- Challenge
Pick out each line with the word "signos" from the material that follows.

- Extracted entries
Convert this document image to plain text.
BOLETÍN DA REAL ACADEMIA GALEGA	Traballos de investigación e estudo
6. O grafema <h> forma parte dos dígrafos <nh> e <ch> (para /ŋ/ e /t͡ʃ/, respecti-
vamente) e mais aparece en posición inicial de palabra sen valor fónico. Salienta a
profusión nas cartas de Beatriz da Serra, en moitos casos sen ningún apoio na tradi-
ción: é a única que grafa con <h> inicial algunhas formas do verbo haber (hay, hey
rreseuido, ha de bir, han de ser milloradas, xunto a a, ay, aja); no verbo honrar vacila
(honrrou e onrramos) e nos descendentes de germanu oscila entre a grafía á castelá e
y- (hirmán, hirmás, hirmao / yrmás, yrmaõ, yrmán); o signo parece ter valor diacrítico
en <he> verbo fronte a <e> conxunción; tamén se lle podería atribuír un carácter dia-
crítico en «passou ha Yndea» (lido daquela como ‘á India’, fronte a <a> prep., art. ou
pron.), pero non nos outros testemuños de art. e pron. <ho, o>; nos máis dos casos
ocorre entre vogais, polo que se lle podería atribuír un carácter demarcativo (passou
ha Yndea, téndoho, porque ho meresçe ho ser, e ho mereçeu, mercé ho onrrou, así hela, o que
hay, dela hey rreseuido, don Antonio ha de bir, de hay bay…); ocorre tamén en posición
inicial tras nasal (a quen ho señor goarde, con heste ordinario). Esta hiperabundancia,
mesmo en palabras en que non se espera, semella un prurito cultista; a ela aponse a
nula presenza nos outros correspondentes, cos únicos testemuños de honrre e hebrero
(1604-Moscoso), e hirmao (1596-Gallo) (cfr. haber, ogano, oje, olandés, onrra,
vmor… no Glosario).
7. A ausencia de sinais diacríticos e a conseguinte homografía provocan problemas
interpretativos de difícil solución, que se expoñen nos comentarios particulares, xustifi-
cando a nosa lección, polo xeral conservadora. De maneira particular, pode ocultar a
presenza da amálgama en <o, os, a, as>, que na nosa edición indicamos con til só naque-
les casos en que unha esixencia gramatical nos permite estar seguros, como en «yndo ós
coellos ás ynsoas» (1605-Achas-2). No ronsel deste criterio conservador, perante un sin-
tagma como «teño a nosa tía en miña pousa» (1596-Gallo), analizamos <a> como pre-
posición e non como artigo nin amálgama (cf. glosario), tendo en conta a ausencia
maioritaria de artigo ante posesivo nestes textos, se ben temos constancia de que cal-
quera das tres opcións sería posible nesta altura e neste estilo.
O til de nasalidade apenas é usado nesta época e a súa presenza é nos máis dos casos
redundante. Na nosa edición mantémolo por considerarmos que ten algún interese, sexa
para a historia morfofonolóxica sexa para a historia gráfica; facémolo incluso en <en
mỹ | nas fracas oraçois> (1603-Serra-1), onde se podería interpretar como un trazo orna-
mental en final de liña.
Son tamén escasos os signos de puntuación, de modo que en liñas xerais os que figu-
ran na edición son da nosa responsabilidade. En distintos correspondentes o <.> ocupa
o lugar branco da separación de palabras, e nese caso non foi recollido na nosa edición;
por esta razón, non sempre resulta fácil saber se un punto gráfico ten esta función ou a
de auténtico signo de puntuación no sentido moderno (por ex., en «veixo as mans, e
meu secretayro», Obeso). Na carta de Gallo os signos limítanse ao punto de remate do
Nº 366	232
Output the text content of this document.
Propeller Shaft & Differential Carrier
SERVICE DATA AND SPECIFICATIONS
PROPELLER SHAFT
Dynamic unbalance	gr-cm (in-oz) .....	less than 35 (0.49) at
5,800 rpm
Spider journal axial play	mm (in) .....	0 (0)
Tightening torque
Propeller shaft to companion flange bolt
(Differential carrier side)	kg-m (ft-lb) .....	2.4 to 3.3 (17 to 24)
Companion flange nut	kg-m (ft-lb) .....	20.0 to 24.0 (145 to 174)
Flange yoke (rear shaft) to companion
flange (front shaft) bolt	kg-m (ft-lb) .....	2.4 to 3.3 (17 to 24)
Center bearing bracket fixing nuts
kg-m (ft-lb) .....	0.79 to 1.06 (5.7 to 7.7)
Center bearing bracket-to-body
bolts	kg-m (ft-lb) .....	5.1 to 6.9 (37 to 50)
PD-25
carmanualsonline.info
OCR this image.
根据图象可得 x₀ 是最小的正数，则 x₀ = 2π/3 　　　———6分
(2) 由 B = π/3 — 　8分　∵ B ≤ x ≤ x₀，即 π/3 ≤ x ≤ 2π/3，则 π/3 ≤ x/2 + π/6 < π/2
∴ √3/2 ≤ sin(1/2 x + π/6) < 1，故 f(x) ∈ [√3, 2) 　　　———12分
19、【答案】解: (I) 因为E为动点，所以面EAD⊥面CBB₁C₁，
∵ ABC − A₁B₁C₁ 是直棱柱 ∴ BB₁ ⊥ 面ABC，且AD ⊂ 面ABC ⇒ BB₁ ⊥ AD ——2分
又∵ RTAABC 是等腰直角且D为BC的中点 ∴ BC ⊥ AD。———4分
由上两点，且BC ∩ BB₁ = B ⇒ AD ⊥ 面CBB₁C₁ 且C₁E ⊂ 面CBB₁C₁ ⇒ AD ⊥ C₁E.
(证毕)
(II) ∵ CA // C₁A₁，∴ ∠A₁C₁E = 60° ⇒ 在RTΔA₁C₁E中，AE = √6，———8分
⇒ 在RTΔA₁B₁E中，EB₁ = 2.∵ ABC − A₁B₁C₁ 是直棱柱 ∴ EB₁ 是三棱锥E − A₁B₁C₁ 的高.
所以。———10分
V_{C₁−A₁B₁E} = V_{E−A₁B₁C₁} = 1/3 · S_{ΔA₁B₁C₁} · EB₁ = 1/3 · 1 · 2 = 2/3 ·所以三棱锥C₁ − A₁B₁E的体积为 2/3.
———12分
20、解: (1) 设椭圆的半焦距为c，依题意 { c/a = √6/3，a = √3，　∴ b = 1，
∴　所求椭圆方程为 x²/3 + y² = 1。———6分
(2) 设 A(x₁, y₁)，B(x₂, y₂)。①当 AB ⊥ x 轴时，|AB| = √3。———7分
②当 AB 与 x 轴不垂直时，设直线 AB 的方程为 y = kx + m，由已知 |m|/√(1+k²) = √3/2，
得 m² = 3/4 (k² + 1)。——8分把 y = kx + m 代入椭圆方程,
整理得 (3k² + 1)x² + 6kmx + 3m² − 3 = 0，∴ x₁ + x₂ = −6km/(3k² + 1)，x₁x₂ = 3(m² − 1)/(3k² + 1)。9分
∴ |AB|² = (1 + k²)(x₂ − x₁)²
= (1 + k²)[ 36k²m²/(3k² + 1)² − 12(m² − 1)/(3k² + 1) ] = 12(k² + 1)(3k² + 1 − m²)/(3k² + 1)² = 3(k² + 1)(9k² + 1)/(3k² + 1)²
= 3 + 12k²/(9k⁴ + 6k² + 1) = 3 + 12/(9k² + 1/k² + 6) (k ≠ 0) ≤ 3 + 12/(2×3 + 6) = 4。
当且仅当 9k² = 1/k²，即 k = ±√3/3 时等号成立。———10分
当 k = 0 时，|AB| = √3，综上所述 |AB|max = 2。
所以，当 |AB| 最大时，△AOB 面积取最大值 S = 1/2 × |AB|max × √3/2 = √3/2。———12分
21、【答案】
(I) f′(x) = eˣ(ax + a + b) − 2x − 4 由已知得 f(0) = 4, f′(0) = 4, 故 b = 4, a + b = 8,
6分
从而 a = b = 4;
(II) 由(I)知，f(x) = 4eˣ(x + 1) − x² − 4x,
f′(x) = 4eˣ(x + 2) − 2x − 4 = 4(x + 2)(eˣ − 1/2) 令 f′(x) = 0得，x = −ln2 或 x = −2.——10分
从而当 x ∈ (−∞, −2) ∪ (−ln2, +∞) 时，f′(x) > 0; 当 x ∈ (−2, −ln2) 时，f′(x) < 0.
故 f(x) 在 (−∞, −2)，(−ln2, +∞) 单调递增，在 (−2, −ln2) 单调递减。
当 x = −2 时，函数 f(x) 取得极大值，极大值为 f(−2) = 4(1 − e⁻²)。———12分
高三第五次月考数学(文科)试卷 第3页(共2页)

- Complete answer
Son tamén escasos os signos de puntuación, de modo que en liñas xerais os que figu-
meu secretayro», Obeso). Na carta de Gallo os signos limítanse ao punto de remate do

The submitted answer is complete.